» Entries:
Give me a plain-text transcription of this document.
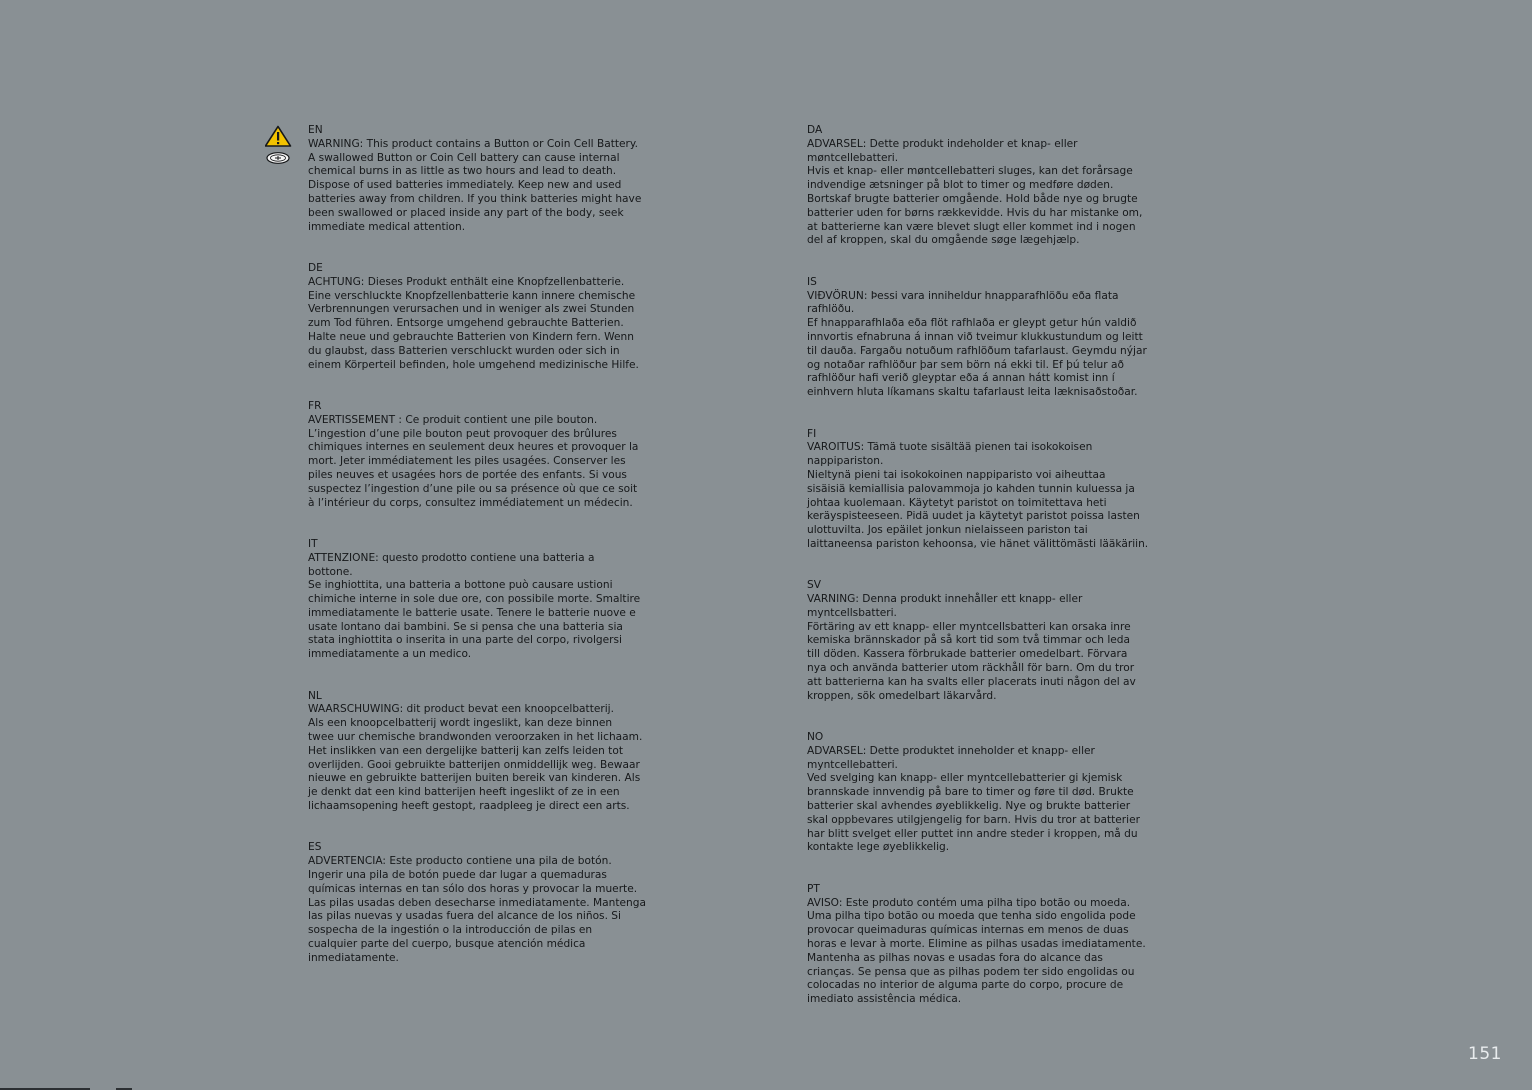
EN

WARNING: This product contains a Button or Coin Cell Battery.

A swallowed Button or Coin Cell battery can cause internal

chemical burns in as little as two hours and lead to death.

Dispose of used batteries immediately. Keep new and used

batteries away from children. If you think batteries might have

been swallowed or placed inside any part of the body, seek

immediate medical attention.

DE

ACHTUNG: Dieses Produkt enthält eine Knopfzellenbatterie.

Eine verschluckte Knopfzellenbatterie kann innere chemische

Verbrennungen verursachen und in weniger als zwei Stunden

zum Tod führen. Entsorge umgehend gebrauchte Batterien.

Halte neue und gebrauchte Batterien von Kindern fern. Wenn

du glaubst, dass Batterien verschluckt wurden oder sich in

einem Körperteil befinden, hole umgehend medizinische Hilfe.

FR

AVERTISSEMENT : Ce produit contient une pile bouton.

L’ingestion d’une pile bouton peut provoquer des brûlures

chimiques internes en seulement deux heures et provoquer la

mort. Jeter immédiatement les piles usagées. Conserver les

piles neuves et usagées hors de portée des enfants. Si vous

suspectez l’ingestion d’une pile ou sa présence où que ce soit

à l’intérieur du corps, consultez immédiatement un médecin.

IT

ATTENZIONE: questo prodotto contiene una batteria a

bottone.

Se inghiottita, una batteria a bottone può causare ustioni

chimiche interne in sole due ore, con possibile morte. Smaltire

immediatamente le batterie usate. Tenere le batterie nuove e

usate lontano dai bambini. Se si pensa che una batteria sia

stata inghiottita o inserita in una parte del corpo, rivolgersi

immediatamente a un medico.

NL

WAARSCHUWING: dit product bevat een knoopcelbatterij.

Als een knoopcelbatterij wordt ingeslikt, kan deze binnen

twee uur chemische brandwonden veroorzaken in het lichaam.

Het inslikken van een dergelijke batterij kan zelfs leiden tot

overlijden. Gooi gebruikte batterijen onmiddellijk weg. Bewaar

nieuwe en gebruikte batterijen buiten bereik van kinderen. Als

je denkt dat een kind batterijen heeft ingeslikt of ze in een

lichaamsopening heeft gestopt, raadpleeg je direct een arts.

ES

ADVERTENCIA: Este producto contiene una pila de botón.

Ingerir una pila de botón puede dar lugar a quemaduras

químicas internas en tan sólo dos horas y provocar la muerte.

Las pilas usadas deben desecharse inmediatamente. Mantenga

las pilas nuevas y usadas fuera del alcance de los niños. Si

sospecha de la ingestión o la introducción de pilas en

cualquier parte del cuerpo, busque atención médica

inmediatamente.

DA

ADVARSEL: Dette produkt indeholder et knap- eller

møntcellebatteri.

Hvis et knap- eller møntcellebatteri sluges, kan det forårsage

indvendige ætsninger på blot to timer og medføre døden.

Bortskaf brugte batterier omgående. Hold både nye og brugte

batterier uden for børns rækkevidde. Hvis du har mistanke om,

at batterierne kan være blevet slugt eller kommet ind i nogen

del af kroppen, skal du omgående søge lægehjælp.

IS

VIÐVÖRUN: Þessi vara inniheldur hnapparafhlöðu eða flata

rafhlöðu.

Ef hnapparafhlaða eða flöt rafhlaða er gleypt getur hún valdið

innvortis efnabruna á innan við tveimur klukkustundum og leitt

til dauða. Fargaðu notuðum rafhlöðum tafarlaust. Geymdu nýjar

og notaðar rafhlöður þar sem börn ná ekki til. Ef þú telur að

rafhlöður hafi verið gleyptar eða á annan hátt komist inn í

einhvern hluta líkamans skaltu tafarlaust leita læknisaðstoðar.

FI

VAROITUS: Tämä tuote sisältää pienen tai isokokoisen

nappipariston.

Nieltynä pieni tai isokokoinen nappiparisto voi aiheuttaa

sisäisiä kemiallisia palovammoja jo kahden tunnin kuluessa ja

johtaa kuolemaan. Käytetyt paristot on toimitettava heti

keräyspisteeseen. Pidä uudet ja käytetyt paristot poissa lasten

ulottuvilta. Jos epäilet jonkun nielaisseen pariston tai

laittaneensa pariston kehoonsa, vie hänet välittömästi lääkäriin.

SV

VARNING: Denna produkt innehåller ett knapp- eller

myntcellsbatteri.

Förtäring av ett knapp- eller myntcellsbatteri kan orsaka inre

kemiska brännskador på så kort tid som två timmar och leda

till döden. Kassera förbrukade batterier omedelbart. Förvara

nya och använda batterier utom räckhåll för barn. Om du tror

att batterierna kan ha svalts eller placerats inuti någon del av

kroppen, sök omedelbart läkarvård.

NO

ADVARSEL: Dette produktet inneholder et knapp- eller

myntcellebatteri.

Ved svelging kan knapp- eller myntcellebatterier gi kjemisk

brannskade innvendig på bare to timer og føre til død. Brukte

batterier skal avhendes øyeblikkelig. Nye og brukte batterier

skal oppbevares utilgjengelig for barn. Hvis du tror at batterier

har blitt svelget eller puttet inn andre steder i kroppen, må du

kontakte lege øyeblikkelig.

PT

AVISO: Este produto contém uma pilha tipo botão ou moeda.

Uma pilha tipo botão ou moeda que tenha sido engolida pode

provocar queimaduras químicas internas em menos de duas

horas e levar à morte. Elimine as pilhas usadas imediatamente.

Mantenha as pilhas novas e usadas fora do alcance das

crianças. Se pensa que as pilhas podem ter sido engolidas ou

colocadas no interior de alguma parte do corpo, procure de

imediato assistência médica.

151
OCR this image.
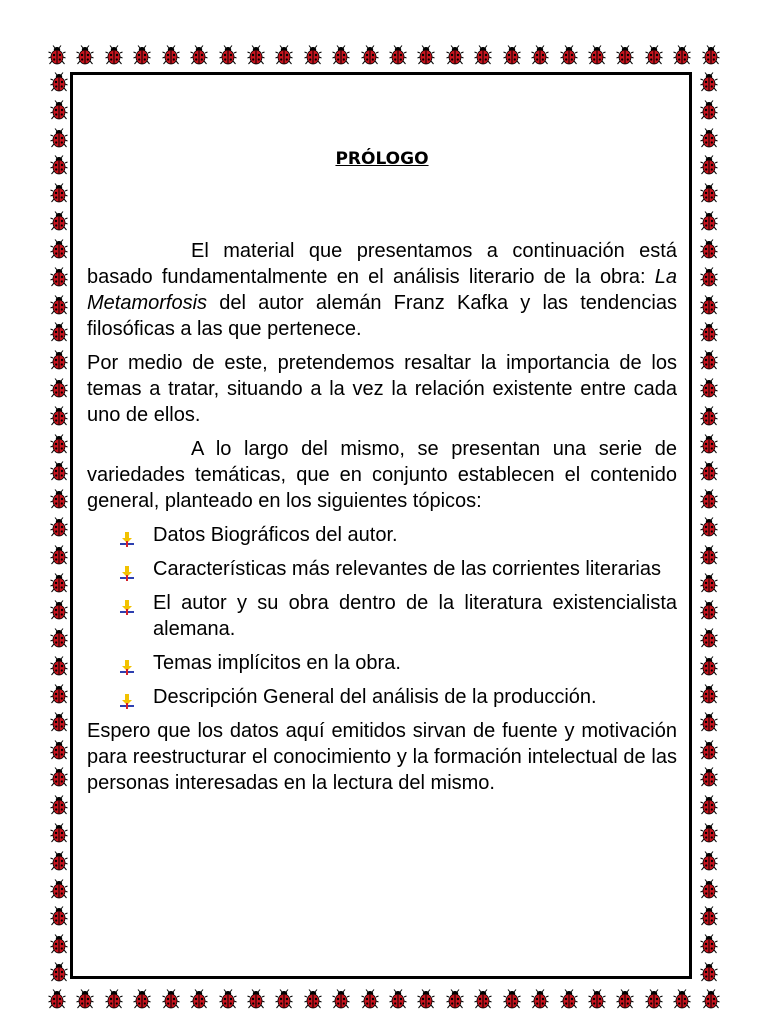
PRÓLOGO

El material que presentamos a continuación está basado fundamentalmente en el análisis literario de la obra: La Metamorfosis del autor alemán Franz Kafka y las tendencias filosóficas a las que pertenece.

Por medio de este, pretendemos resaltar la importancia de los temas a tratar, situando a la vez la relación existente entre cada uno de ellos.

A lo largo del mismo, se presentan una serie de variedades temáticas, que en conjunto establecen el contenido general, planteado en los siguientes tópicos:

Datos Biográficos del autor.
Características más relevantes de las corrientes literarias
El autor y su obra dentro de la literatura existencialista alemana.
Temas implícitos en la obra.
Descripción General del análisis de la producción.

Espero que los datos aquí emitidos sirvan de fuente y motivación para reestructurar el conocimiento y la formación intelectual de las personas interesadas en la lectura del mismo.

» Problem requirements: Using the records above, select and copy every line that has the word "provoquer".

» Written answer:
L’ingestion d’une pile bouton peut provoquer des brûlures
chimiques internes en seulement deux heures et provoquer la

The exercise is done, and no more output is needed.